Return each row that contains the string "segment", matching case exactly.

▬▬▬▬▬▬▬▬▬▬

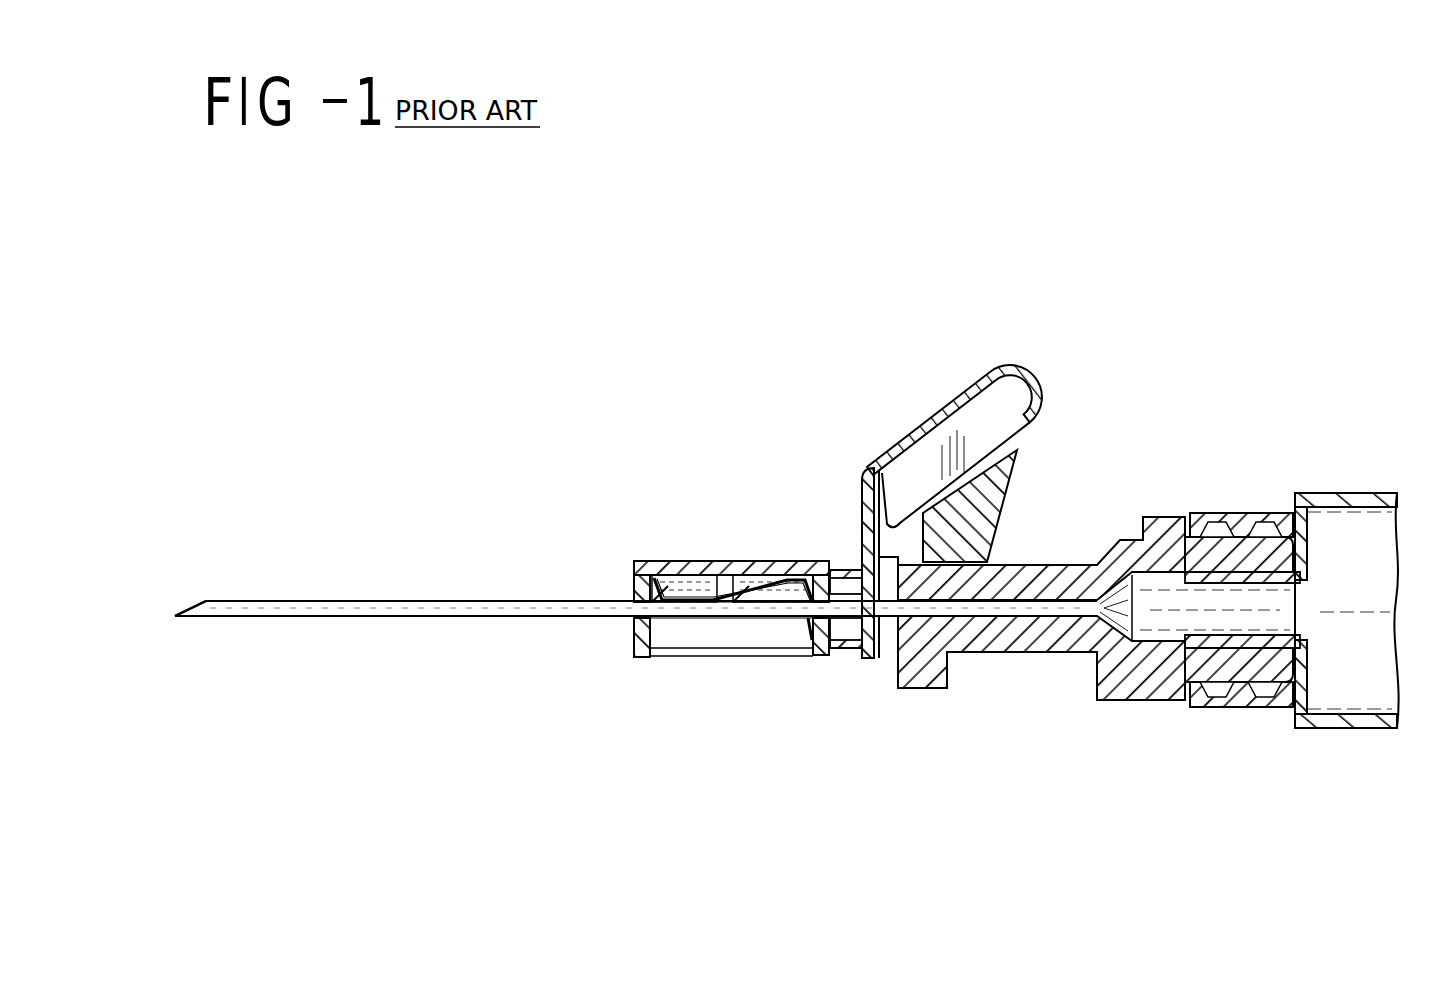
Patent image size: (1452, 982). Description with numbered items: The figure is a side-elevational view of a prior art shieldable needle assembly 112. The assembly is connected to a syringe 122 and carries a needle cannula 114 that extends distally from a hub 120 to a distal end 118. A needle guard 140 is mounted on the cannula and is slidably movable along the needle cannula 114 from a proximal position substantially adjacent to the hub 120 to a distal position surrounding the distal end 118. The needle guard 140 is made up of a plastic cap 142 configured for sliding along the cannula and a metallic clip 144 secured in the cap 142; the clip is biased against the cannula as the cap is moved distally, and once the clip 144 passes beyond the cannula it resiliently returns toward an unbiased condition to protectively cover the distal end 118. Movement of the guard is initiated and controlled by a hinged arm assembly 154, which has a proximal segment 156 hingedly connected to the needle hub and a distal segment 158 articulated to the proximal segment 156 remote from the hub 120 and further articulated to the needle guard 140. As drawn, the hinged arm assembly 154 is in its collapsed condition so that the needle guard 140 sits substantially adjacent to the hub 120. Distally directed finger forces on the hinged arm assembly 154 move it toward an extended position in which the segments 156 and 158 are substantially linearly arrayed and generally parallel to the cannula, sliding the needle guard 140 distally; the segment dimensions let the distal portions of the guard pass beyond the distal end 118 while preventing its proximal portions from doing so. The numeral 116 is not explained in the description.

The needle shield assembly 112 is at (1002, 690).
The needle cannula 114 is at (327, 617).
The collar 116 is at (1150, 655).
The distal end 118 is at (178, 617).
The hub 120 is at (1060, 672).
The syringe 122 is at (1331, 470).
The needle guard 140 is at (688, 553).
The plastic cap 142 is at (740, 562).
The metallic clip 144 is at (664, 562).
The hinged arm assembly 154 is at (1014, 360).
The proximal segment 156 is at (998, 483).
The distal segment 158 is at (899, 462).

▬▬▬▬▬▬▬▬▬▬

→ Task response
Patent image size: (1452, 982). Description with numbered items: The figure is a side-elevational view of a prior art shieldable needle assembly 112. The assembly is connected to a syringe 122 and carries a needle cannula 114 that extends distally from a hub 120 to a distal end 118. A needle guard 140 is mounted on the cannula and is slidably movable along the needle cannula 114 from a proximal position substantially adjacent to the hub 120 to a distal position surrounding the distal end 118. The needle guard 140 is made up of a plastic cap 142 configured for sliding along the cannula and a metallic clip 144 secured in the cap 142; the clip is biased against the cannula as the cap is moved distally, and once the clip 144 passes beyond the cannula it resiliently returns toward an unbiased condition to protectively cover the distal end 118. Movement of the guard is initiated and controlled by a hinged arm assembly 154, which has a proximal segment 156 hingedly connected to the needle hub and a distal segment 158 articulated to the proximal segment 156 remote from the hub 120 and further articulated to the needle guard 140. As drawn, the hinged arm assembly 154 is in its collapsed condition so that the needle guard 140 sits substantially adjacent to the hub 120. Distally directed finger forces on the hinged arm assembly 154 move it toward an extended position in which the segments 156 and 158 are substantially linearly arrayed and generally parallel to the cannula, sliding the needle guard 140 distally; the segment dimensions let the distal portions of the guard pass beyond the distal end 118 while preventing its proximal portions from doing so. The numeral 116 is not explained in the description.
The proximal segment 156 is at (998, 483).
The distal segment 158 is at (899, 462).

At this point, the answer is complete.